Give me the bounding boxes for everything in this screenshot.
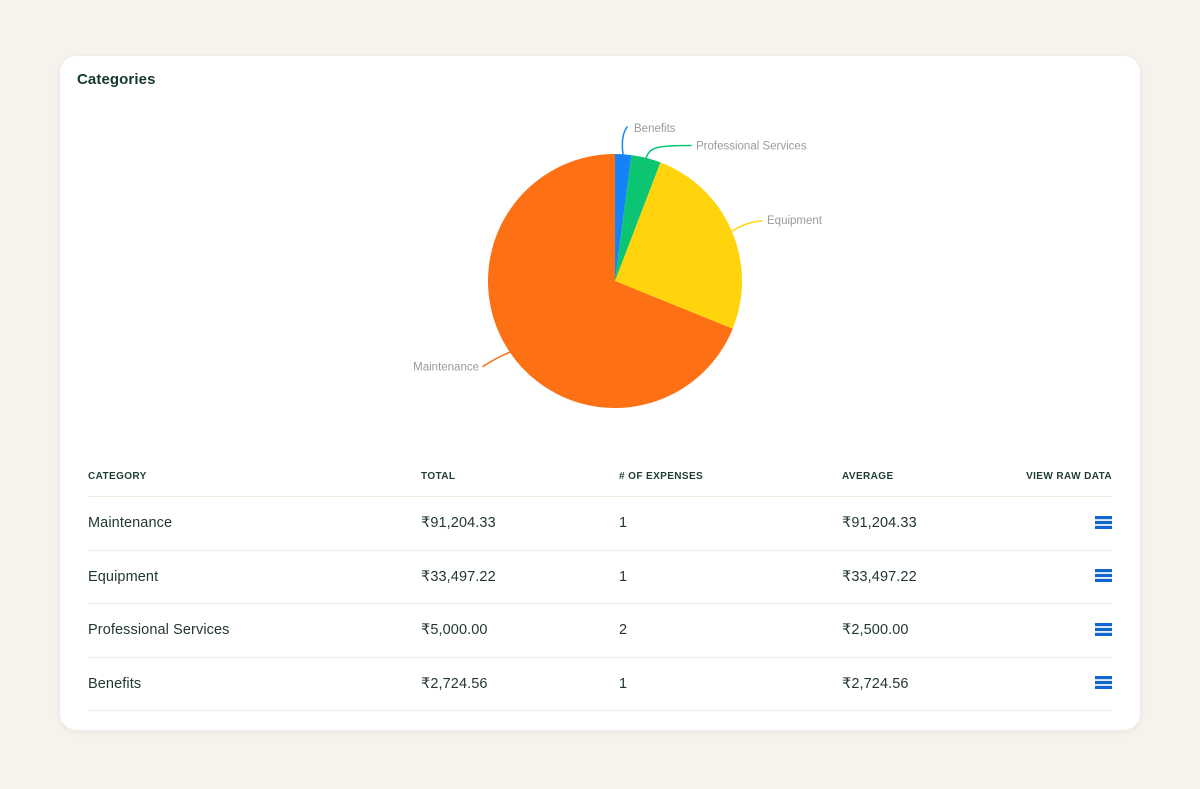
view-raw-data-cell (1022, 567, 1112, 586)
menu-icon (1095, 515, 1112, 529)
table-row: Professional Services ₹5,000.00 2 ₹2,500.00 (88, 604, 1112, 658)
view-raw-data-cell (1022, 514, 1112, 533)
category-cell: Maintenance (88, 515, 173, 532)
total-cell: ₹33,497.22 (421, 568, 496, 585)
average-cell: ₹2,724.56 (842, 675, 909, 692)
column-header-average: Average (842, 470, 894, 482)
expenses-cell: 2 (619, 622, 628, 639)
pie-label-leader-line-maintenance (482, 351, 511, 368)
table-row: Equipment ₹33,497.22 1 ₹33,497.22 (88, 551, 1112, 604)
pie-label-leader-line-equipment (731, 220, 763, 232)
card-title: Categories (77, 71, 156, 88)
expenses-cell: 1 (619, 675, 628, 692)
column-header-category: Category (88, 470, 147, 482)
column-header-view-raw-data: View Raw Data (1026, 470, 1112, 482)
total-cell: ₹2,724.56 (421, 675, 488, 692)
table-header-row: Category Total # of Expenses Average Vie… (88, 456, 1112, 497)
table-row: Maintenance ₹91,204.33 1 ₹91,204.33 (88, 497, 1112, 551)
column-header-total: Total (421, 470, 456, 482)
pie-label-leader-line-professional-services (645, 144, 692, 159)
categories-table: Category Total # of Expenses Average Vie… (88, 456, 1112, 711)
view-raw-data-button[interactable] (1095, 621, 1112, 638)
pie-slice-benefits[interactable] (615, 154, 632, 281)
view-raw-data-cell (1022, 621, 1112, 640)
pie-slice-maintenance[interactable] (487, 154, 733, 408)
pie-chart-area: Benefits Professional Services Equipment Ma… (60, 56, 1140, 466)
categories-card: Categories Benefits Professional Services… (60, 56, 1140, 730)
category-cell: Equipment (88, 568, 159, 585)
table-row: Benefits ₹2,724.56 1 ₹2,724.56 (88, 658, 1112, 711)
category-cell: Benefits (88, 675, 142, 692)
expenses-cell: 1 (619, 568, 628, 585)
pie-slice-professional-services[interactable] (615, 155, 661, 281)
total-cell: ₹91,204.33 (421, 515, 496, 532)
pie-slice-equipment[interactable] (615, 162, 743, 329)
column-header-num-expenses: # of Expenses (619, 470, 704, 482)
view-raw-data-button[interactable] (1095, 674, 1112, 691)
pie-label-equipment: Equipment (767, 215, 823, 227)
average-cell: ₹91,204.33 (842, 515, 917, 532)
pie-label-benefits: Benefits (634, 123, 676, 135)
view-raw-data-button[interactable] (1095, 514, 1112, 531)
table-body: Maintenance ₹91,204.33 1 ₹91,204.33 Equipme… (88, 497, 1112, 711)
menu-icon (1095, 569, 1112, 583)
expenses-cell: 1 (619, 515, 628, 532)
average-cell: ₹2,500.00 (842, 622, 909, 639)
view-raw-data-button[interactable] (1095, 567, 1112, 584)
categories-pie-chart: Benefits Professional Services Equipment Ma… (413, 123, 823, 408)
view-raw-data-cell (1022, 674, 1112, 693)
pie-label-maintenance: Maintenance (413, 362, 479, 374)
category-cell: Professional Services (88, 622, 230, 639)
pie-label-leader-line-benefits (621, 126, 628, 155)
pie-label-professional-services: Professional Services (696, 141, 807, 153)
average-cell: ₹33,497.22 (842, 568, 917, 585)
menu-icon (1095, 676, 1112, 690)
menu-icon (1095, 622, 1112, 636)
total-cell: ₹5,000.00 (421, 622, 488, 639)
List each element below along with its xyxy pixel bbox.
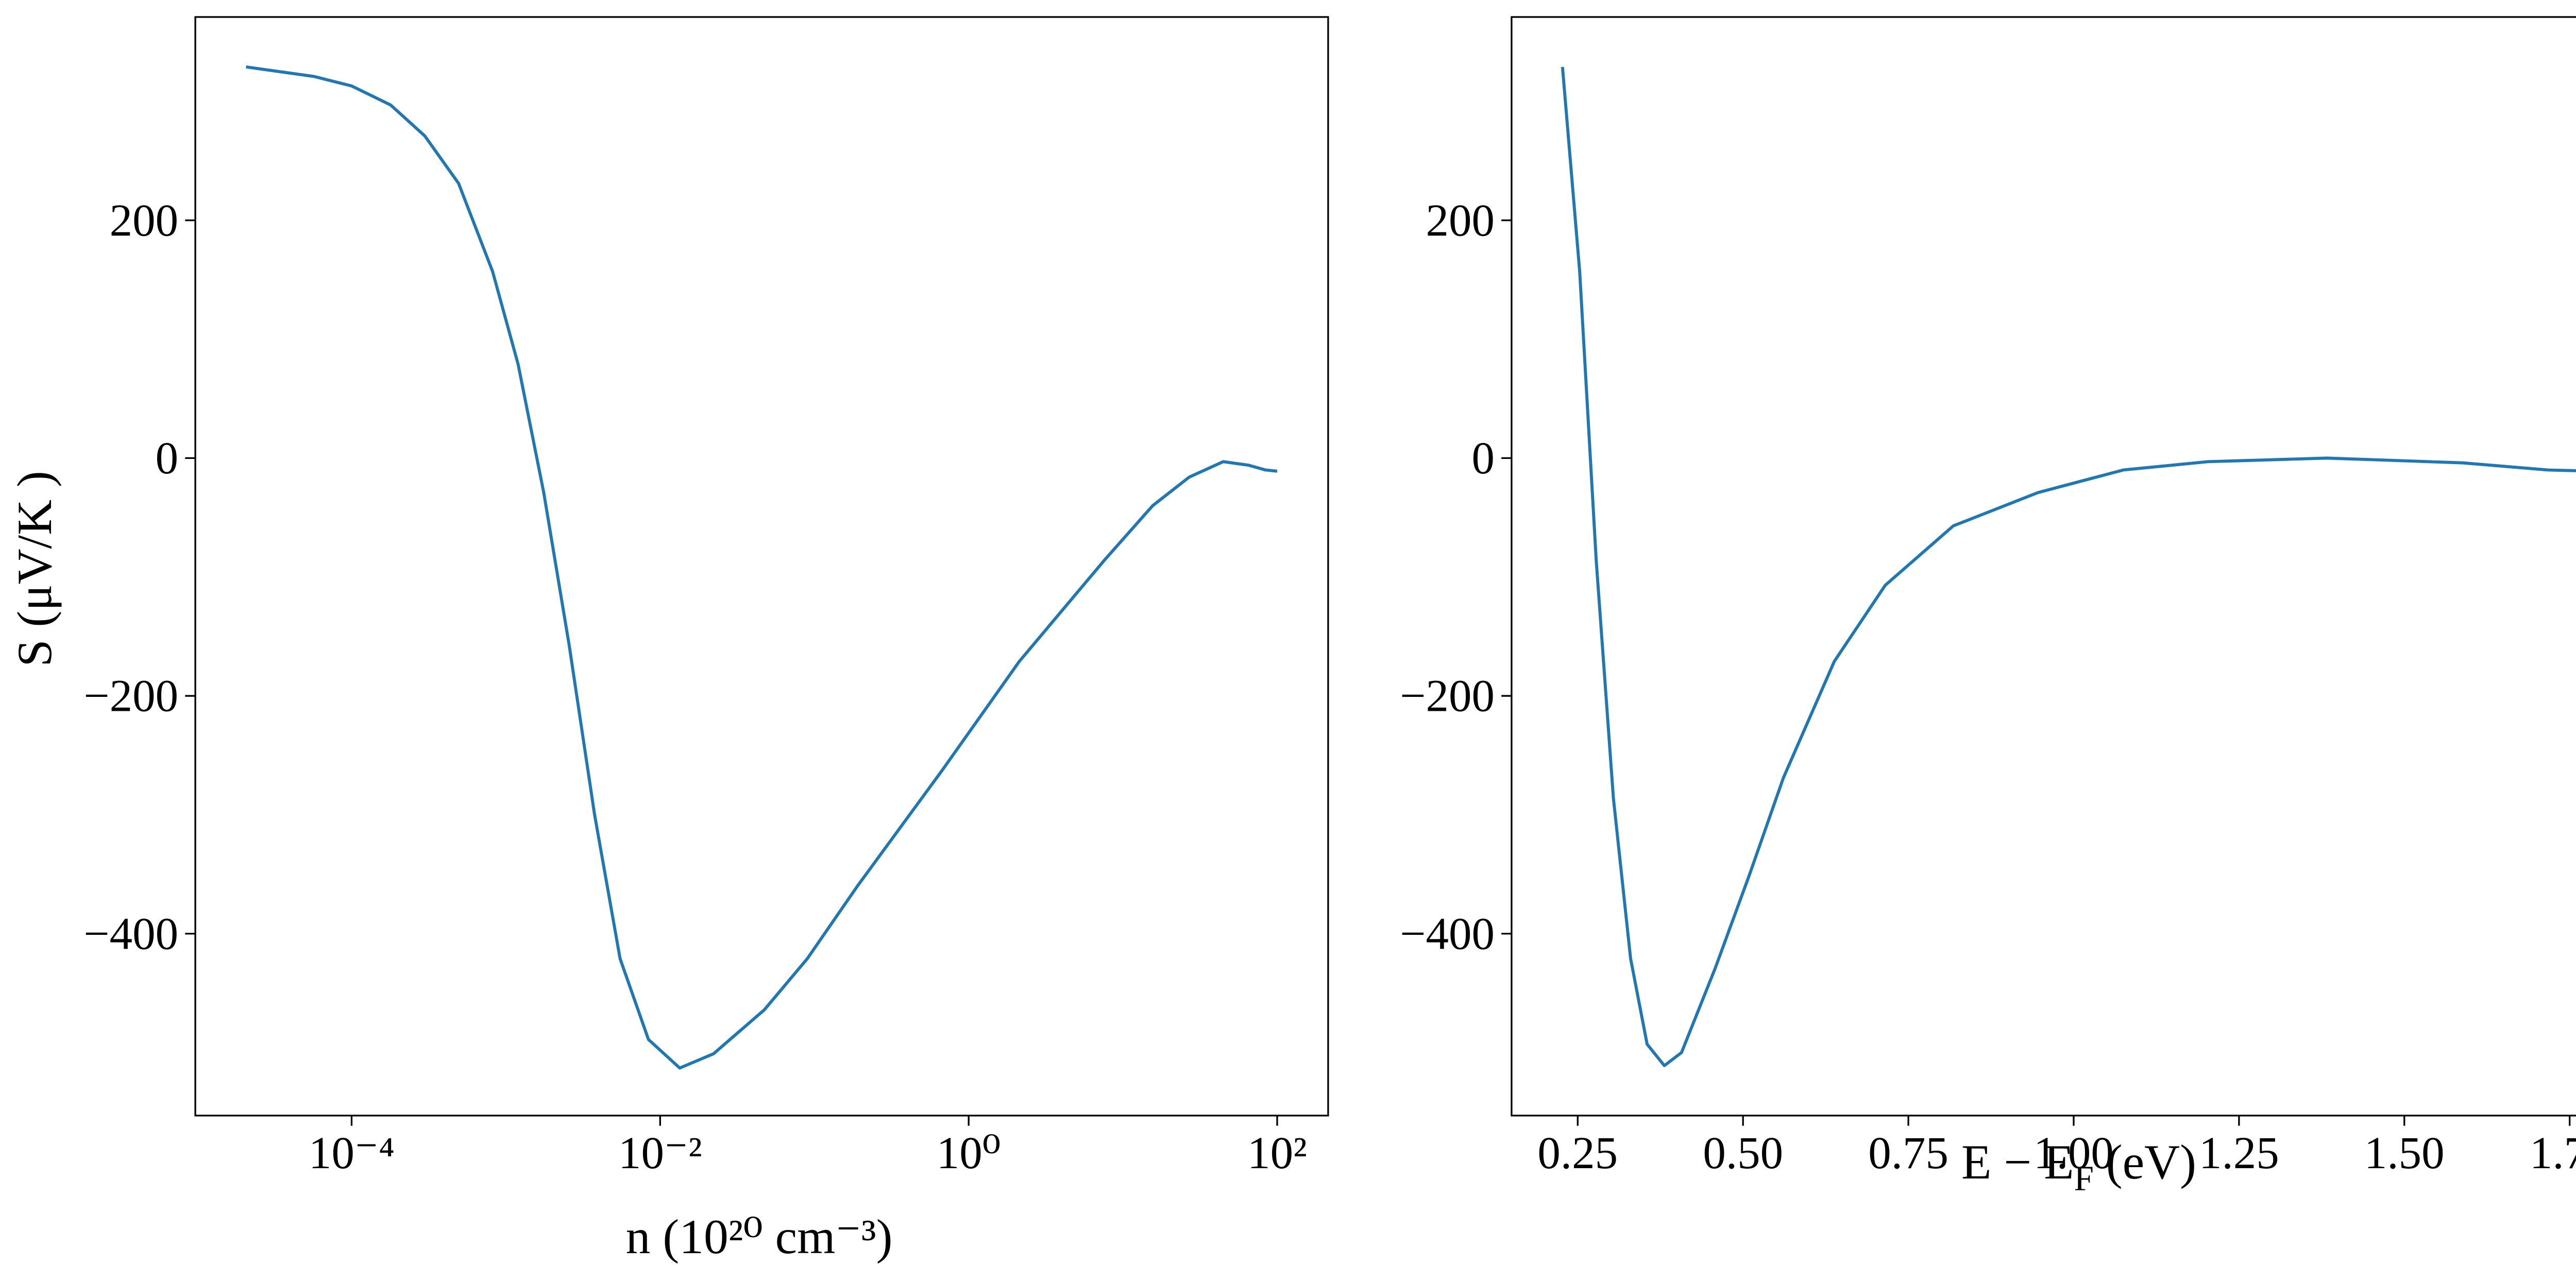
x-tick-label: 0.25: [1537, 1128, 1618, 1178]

* **WHAT YOU WILL DO**: Copy every line above word for word, leaving out the pictures.

* **EXERCISE OUTPUT**:
Give me the bounding boxes for everything in this screenshot.
view-raw-data-cell (1022, 567, 1112, 586)
menu-icon (1095, 515, 1112, 529)
table-row: Professional Services ₹5,000.00 2 ₹2,500.00 (88, 604, 1112, 658)
view-raw-data-cell (1022, 514, 1112, 533)
category-cell: Maintenance (88, 515, 173, 532)
total-cell: ₹33,497.22 (421, 568, 496, 585)
average-cell: ₹2,724.56 (842, 675, 909, 692)
column-header-average: Average (842, 470, 894, 482)
expenses-cell: 2 (619, 622, 628, 639)
pie-label-leader-line-maintenance (482, 351, 511, 368)
table-row: Equipment ₹33,497.22 1 ₹33,497.22 (88, 551, 1112, 604)
pie-label-leader-line-equipment (731, 220, 763, 232)
card-title: Categories (77, 71, 156, 88)
expenses-cell: 1 (619, 675, 628, 692)
column-header-category: Category (88, 470, 147, 482)
column-header-view-raw-data: View Raw Data (1026, 470, 1112, 482)
total-cell: ₹2,724.56 (421, 675, 488, 692)
table-header-row: Category Total # of Expenses Average Vie… (88, 456, 1112, 497)
table-row: Maintenance ₹91,204.33 1 ₹91,204.33 (88, 497, 1112, 551)
column-header-total: Total (421, 470, 456, 482)
pie-label-leader-line-professional-services (645, 144, 692, 159)
categories-table: Category Total # of Expenses Average Vie… (88, 456, 1112, 711)
view-raw-data-button[interactable] (1095, 621, 1112, 638)
pie-slice-benefits[interactable] (615, 154, 632, 281)
view-raw-data-cell (1022, 621, 1112, 640)
pie-slice-maintenance[interactable] (487, 154, 733, 408)
pie-chart-area: Benefits Professional Services Equipment Ma… (60, 56, 1140, 466)
categories-card: Categories Benefits Professional Services… (60, 56, 1140, 730)
category-cell: Equipment (88, 568, 159, 585)
table-row: Benefits ₹2,724.56 1 ₹2,724.56 (88, 658, 1112, 711)
category-cell: Benefits (88, 675, 142, 692)
expenses-cell: 1 (619, 568, 628, 585)
pie-slice-professional-services[interactable] (615, 155, 661, 281)
total-cell: ₹91,204.33 (421, 515, 496, 532)
pie-slice-equipment[interactable] (615, 162, 743, 329)
column-header-num-expenses: # of Expenses (619, 470, 704, 482)
view-raw-data-button[interactable] (1095, 674, 1112, 691)
pie-label-equipment: Equipment (767, 215, 823, 227)
average-cell: ₹91,204.33 (842, 515, 917, 532)
pie-label-benefits: Benefits (634, 123, 676, 135)
view-raw-data-button[interactable] (1095, 514, 1112, 531)
table-body: Maintenance ₹91,204.33 1 ₹91,204.33 Equipme… (88, 497, 1112, 711)
menu-icon (1095, 569, 1112, 583)
expenses-cell: 1 (619, 515, 628, 532)
average-cell: ₹2,500.00 (842, 622, 909, 639)
view-raw-data-button[interactable] (1095, 567, 1112, 584)
categories-pie-chart: Benefits Professional Services Equipment Ma… (413, 123, 823, 408)
view-raw-data-cell (1022, 674, 1112, 693)
pie-label-maintenance: Maintenance (413, 362, 479, 374)
category-cell: Professional Services (88, 622, 230, 639)
pie-label-leader-line-benefits (621, 126, 628, 155)
pie-label-professional-services: Professional Services (696, 141, 807, 153)
average-cell: ₹33,497.22 (842, 568, 917, 585)
menu-icon (1095, 676, 1112, 690)
menu-icon (1095, 622, 1112, 636)
total-cell: ₹5,000.00 (421, 622, 488, 639)
List each element below along with its xyxy pixel bbox.
x-tick-label: 0.25: [1537, 1128, 1618, 1178]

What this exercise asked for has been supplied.